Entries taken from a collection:
## START

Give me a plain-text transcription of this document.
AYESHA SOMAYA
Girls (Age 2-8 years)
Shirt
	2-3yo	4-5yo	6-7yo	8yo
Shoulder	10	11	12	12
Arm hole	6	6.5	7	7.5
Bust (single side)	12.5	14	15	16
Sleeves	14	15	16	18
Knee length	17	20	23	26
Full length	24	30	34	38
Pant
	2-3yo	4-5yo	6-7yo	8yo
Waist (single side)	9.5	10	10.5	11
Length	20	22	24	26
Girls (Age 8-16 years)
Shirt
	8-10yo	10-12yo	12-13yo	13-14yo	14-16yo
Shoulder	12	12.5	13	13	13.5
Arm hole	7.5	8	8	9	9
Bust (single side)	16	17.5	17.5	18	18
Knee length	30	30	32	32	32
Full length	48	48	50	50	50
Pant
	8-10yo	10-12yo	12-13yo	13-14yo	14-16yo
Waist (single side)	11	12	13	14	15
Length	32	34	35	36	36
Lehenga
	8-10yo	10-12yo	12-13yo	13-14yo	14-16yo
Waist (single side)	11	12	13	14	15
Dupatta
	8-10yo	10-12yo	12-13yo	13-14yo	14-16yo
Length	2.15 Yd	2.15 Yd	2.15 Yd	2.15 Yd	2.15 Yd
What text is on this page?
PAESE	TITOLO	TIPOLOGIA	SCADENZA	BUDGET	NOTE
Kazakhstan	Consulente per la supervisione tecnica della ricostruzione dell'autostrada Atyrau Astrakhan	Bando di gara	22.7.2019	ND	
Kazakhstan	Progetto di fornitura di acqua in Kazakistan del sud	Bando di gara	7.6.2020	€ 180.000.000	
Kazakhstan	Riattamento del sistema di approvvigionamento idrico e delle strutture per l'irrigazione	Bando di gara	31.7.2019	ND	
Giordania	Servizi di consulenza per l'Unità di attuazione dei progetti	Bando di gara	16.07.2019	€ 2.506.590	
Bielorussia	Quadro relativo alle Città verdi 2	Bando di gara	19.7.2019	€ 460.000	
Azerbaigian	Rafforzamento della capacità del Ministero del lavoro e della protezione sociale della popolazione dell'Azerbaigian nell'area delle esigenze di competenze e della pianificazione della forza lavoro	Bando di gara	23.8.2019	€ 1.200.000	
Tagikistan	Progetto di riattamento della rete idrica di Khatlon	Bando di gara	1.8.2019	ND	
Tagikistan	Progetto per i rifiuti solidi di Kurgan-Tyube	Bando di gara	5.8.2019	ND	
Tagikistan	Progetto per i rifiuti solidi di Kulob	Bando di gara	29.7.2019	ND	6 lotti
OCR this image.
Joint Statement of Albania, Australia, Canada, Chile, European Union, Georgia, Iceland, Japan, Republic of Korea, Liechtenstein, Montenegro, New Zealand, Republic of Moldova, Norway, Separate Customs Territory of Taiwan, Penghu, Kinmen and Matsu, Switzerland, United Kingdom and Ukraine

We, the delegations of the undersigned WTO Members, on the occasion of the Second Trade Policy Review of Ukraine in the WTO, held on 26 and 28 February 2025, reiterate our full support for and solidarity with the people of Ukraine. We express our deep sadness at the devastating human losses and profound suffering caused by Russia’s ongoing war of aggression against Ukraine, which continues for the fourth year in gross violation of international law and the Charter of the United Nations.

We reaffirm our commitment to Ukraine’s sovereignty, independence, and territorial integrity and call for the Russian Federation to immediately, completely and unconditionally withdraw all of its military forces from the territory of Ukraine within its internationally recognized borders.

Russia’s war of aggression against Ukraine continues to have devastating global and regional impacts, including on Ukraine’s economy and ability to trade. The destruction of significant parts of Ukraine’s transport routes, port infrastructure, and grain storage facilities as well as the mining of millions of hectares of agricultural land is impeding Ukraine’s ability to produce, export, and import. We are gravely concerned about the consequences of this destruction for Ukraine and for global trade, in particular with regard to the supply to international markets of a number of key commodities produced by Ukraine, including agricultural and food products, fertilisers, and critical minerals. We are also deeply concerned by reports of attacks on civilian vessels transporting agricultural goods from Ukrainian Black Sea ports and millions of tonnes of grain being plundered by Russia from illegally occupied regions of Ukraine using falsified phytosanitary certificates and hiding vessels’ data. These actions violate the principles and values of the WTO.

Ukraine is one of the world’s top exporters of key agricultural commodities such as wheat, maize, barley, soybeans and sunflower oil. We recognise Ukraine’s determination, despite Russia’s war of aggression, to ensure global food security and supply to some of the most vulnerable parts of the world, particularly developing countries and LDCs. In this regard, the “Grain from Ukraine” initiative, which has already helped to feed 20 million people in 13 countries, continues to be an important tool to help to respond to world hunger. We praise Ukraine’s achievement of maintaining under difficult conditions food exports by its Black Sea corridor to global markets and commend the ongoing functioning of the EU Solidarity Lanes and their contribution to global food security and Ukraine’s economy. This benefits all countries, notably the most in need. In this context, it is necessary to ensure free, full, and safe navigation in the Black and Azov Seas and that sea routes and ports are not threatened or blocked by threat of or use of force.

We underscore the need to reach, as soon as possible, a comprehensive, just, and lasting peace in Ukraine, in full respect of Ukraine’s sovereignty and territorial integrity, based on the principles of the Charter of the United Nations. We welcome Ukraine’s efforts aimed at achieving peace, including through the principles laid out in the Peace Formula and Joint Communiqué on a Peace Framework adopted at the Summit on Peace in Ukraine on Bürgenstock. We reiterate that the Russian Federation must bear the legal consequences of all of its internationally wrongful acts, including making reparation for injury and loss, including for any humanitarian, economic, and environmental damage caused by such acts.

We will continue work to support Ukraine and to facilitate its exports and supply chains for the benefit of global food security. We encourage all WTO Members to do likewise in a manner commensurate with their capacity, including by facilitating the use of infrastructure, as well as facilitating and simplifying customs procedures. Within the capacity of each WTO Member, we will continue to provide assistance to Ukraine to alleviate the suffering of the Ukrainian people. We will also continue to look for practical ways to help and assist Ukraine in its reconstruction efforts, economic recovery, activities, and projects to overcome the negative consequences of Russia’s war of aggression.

## END

* _What is being asked_
Filter the entries down to the lines with the word "rifiuti" in them.

* _Written response_
Tagikistan	Progetto per i rifiuti solidi di Kurgan-Tyube	Bando di gara	5.8.2019	ND	
Tagikistan	Progetto per i rifiuti solidi di Kulob	Bando di gara	29.7.2019	ND	6 lotti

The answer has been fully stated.